[EXERCISE INPUT start]

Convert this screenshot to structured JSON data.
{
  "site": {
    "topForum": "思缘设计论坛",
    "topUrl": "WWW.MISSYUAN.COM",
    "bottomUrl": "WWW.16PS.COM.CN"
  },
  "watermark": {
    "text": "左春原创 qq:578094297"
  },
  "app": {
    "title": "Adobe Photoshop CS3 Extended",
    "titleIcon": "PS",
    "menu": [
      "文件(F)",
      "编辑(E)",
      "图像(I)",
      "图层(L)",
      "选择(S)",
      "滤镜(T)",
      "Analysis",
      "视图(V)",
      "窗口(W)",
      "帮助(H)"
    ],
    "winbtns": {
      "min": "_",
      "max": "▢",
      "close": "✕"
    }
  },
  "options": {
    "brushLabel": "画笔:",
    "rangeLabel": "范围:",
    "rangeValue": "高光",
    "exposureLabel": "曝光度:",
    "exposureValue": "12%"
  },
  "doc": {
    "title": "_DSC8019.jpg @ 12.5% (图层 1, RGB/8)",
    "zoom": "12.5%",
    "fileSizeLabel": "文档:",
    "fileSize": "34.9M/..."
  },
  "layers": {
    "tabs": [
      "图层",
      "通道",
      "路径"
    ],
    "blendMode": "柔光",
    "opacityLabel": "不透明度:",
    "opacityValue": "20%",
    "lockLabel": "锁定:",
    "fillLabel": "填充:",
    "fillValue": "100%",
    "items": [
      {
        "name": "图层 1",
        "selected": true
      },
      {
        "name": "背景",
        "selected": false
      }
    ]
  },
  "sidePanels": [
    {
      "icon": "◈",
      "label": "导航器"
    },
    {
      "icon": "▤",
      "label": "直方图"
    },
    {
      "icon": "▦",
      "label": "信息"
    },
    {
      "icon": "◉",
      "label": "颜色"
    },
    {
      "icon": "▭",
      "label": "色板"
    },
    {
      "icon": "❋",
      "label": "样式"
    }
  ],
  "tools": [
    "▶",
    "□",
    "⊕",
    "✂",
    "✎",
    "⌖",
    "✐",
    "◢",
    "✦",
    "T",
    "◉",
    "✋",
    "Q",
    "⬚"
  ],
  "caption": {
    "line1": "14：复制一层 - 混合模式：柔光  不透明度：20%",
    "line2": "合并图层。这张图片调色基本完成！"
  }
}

[EXERCISE INPUT end]

(EXERCISE DESCRIPTION) Retype the data exactly as given.

(THE REPLY)
Convert this screenshot to structured JSON data.
{
  "site": {
    "topForum": "思缘设计论坛",
    "topUrl": "WWW.MISSYUAN.COM",
    "bottomUrl": "WWW.16PS.COM.CN"
  },
  "watermark": {
    "text": "左春原创 qq:578094297"
  },
  "app": {
    "title": "Adobe Photoshop CS3 Extended",
    "titleIcon": "PS",
    "menu": [
      "文件(F)",
      "编辑(E)",
      "图像(I)",
      "图层(L)",
      "选择(S)",
      "滤镜(T)",
      "Analysis",
      "视图(V)",
      "窗口(W)",
      "帮助(H)"
    ],
    "winbtns": {
      "min": "_",
      "max": "▢",
      "close": "✕"
    }
  },
  "options": {
    "brushLabel": "画笔:",
    "rangeLabel": "范围:",
    "rangeValue": "高光",
    "exposureLabel": "曝光度:",
    "exposureValue": "12%"
  },
  "doc": {
    "title": "_DSC8019.jpg @ 12.5% (图层 1, RGB/8)",
    "zoom": "12.5%",
    "fileSizeLabel": "文档:",
    "fileSize": "34.9M/..."
  },
  "layers": {
    "tabs": [
      "图层",
      "通道",
      "路径"
    ],
    "blendMode": "柔光",
    "opacityLabel": "不透明度:",
    "opacityValue": "20%",
    "lockLabel": "锁定:",
    "fillLabel": "填充:",
    "fillValue": "100%",
    "items": [
      {
        "name": "图层 1",
        "selected": true
      },
      {
        "name": "背景",
        "selected": false
      }
    ]
  },
  "sidePanels": [
    {
      "icon": "◈",
      "label": "导航器"
    },
    {
      "icon": "▤",
      "label": "直方图"
    },
    {
      "icon": "▦",
      "label": "信息"
    },
    {
      "icon": "◉",
      "label": "颜色"
    },
    {
      "icon": "▭",
      "label": "色板"
    },
    {
      "icon": "❋",
      "label": "样式"
    }
  ],
  "tools": [
    "▶",
    "□",
    "⊕",
    "✂",
    "✎",
    "⌖",
    "✐",
    "◢",
    "✦",
    "T",
    "◉",
    "✋",
    "Q",
    "⬚"
  ],
  "caption": {
    "line1": "14：复制一层 - 混合模式：柔光  不透明度：20%",
    "line2": "合并图层。这张图片调色基本完成！"
  }
}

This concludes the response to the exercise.